#### [EXERCISE GOAL]
Please report the number of lines in the entries below that contain "tillbehör", with nothing added.

#### [Dataset entries]
Start of Block

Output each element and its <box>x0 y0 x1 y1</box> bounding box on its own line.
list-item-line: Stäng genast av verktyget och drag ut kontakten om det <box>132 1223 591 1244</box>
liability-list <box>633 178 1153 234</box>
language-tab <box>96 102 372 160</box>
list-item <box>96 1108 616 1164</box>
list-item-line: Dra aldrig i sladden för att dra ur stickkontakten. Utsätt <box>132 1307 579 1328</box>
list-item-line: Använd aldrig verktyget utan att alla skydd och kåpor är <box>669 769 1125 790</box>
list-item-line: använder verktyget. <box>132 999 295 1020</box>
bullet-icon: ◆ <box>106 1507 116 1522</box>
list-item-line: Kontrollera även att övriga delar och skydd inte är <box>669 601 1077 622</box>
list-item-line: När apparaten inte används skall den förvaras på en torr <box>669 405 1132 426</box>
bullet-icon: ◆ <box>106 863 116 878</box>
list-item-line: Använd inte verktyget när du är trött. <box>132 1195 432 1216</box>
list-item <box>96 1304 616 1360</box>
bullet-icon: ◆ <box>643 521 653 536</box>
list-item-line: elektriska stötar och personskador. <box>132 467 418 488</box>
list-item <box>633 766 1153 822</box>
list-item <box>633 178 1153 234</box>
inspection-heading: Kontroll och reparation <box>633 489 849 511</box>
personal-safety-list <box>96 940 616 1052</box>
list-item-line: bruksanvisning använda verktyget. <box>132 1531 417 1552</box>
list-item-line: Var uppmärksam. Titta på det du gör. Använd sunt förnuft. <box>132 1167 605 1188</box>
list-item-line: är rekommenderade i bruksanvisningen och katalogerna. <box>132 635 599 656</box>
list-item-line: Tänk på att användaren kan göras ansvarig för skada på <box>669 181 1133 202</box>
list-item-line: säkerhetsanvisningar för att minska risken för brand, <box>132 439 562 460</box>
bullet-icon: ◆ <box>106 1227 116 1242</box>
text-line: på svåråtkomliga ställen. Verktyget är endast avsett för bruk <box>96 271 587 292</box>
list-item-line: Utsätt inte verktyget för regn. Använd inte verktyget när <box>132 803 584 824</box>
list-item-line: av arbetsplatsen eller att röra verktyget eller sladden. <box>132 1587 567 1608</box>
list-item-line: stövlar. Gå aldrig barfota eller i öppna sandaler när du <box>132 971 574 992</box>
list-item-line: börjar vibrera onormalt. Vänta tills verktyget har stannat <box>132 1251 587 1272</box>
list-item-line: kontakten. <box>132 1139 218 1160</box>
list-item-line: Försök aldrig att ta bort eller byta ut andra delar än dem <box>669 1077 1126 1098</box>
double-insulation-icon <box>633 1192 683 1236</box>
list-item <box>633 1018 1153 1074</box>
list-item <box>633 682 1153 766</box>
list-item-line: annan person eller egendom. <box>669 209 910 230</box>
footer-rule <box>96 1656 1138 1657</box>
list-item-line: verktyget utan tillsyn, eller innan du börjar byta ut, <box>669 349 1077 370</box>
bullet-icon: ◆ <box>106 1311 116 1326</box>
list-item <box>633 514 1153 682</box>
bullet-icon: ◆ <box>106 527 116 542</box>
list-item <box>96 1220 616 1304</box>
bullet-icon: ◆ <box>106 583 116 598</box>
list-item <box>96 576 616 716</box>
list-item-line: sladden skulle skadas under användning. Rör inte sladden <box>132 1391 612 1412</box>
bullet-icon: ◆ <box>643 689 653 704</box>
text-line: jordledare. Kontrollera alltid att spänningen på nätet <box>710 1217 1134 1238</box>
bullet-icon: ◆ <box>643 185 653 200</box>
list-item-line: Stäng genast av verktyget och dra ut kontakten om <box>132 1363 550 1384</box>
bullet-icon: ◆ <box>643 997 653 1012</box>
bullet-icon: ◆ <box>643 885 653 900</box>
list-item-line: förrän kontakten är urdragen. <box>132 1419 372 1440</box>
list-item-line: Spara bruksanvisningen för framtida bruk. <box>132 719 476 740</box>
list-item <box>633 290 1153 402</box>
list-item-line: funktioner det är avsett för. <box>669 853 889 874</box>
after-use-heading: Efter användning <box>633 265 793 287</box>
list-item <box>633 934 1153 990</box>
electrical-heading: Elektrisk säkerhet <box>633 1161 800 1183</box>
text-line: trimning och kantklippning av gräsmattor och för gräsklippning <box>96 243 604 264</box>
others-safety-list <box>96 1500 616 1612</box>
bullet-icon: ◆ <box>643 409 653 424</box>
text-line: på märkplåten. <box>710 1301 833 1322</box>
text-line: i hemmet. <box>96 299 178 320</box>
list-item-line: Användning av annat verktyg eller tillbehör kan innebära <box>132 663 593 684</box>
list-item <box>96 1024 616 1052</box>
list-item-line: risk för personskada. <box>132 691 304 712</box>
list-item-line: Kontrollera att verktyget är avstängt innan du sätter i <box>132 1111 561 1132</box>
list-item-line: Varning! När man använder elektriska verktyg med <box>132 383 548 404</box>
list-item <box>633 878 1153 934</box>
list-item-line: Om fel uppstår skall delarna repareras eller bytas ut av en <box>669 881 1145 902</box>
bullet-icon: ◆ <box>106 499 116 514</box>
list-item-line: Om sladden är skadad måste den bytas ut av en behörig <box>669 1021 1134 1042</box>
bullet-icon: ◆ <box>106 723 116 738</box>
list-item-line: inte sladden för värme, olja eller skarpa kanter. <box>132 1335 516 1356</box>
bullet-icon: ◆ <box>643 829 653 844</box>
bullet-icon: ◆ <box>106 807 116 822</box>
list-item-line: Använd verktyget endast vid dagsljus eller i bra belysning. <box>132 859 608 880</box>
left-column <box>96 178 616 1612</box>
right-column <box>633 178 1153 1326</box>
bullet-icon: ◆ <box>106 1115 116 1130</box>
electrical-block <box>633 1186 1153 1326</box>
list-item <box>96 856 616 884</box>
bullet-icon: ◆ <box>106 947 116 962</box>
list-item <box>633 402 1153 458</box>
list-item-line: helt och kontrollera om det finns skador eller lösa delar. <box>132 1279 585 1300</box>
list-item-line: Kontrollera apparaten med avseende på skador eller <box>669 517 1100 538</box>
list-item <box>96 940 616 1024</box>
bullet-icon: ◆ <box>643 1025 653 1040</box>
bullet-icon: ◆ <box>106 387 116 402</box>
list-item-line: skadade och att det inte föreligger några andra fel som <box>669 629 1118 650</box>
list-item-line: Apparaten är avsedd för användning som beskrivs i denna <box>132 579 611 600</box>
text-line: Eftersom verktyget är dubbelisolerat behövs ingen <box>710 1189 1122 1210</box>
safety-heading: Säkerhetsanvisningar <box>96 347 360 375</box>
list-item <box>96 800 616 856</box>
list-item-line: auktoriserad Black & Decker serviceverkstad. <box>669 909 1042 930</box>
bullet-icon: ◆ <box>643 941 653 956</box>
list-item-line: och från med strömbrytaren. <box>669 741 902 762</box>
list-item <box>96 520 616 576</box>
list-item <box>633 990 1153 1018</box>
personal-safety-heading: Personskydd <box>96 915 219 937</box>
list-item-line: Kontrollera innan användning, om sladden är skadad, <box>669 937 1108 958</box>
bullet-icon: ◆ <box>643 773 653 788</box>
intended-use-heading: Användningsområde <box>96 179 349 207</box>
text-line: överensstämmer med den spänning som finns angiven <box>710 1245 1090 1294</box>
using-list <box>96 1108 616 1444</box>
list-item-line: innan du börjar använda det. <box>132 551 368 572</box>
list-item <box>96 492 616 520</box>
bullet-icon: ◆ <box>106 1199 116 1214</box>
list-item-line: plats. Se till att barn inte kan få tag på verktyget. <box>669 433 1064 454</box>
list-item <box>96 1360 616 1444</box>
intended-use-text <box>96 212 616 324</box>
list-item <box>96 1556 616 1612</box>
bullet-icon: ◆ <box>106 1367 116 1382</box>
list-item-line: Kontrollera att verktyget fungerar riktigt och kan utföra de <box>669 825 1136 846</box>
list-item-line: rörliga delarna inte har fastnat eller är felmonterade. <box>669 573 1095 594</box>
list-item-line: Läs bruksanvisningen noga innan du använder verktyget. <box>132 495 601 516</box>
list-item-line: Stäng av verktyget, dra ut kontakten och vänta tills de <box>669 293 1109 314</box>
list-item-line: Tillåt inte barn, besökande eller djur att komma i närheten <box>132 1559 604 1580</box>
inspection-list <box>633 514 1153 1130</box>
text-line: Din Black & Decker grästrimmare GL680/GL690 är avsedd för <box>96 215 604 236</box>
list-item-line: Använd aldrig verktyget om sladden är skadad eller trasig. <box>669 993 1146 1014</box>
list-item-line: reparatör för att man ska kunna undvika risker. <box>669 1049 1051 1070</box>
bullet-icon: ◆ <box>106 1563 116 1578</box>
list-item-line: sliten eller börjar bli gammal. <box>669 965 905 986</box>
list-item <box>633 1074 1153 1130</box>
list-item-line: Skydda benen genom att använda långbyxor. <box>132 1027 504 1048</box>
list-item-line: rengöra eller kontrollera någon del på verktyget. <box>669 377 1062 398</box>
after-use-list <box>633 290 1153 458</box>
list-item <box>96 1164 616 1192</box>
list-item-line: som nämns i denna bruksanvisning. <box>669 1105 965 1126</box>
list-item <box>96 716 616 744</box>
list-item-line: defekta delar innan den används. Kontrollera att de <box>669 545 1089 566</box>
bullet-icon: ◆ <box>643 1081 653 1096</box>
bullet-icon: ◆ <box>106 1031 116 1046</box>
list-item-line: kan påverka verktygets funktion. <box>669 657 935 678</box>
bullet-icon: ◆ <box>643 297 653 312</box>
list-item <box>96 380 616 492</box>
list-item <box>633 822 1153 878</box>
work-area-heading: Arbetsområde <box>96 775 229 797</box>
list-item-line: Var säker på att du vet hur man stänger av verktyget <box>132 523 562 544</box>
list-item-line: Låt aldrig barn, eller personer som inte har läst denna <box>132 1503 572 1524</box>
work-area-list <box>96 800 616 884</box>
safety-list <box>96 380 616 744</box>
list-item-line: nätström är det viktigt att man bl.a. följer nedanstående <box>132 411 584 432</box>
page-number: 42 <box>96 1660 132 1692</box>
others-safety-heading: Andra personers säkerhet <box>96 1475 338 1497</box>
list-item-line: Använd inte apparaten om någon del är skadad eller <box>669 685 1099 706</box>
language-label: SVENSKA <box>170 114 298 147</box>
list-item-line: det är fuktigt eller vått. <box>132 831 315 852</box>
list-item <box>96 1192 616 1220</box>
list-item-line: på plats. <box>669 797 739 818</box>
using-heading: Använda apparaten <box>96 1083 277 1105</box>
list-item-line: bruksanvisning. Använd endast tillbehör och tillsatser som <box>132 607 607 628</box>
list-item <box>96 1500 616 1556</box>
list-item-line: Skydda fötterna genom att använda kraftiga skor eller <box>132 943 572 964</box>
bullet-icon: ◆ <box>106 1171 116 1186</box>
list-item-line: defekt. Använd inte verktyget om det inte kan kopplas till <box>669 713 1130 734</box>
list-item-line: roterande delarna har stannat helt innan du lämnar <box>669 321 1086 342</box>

End of Block

#### [RESULT OF THE EXERCISE]
2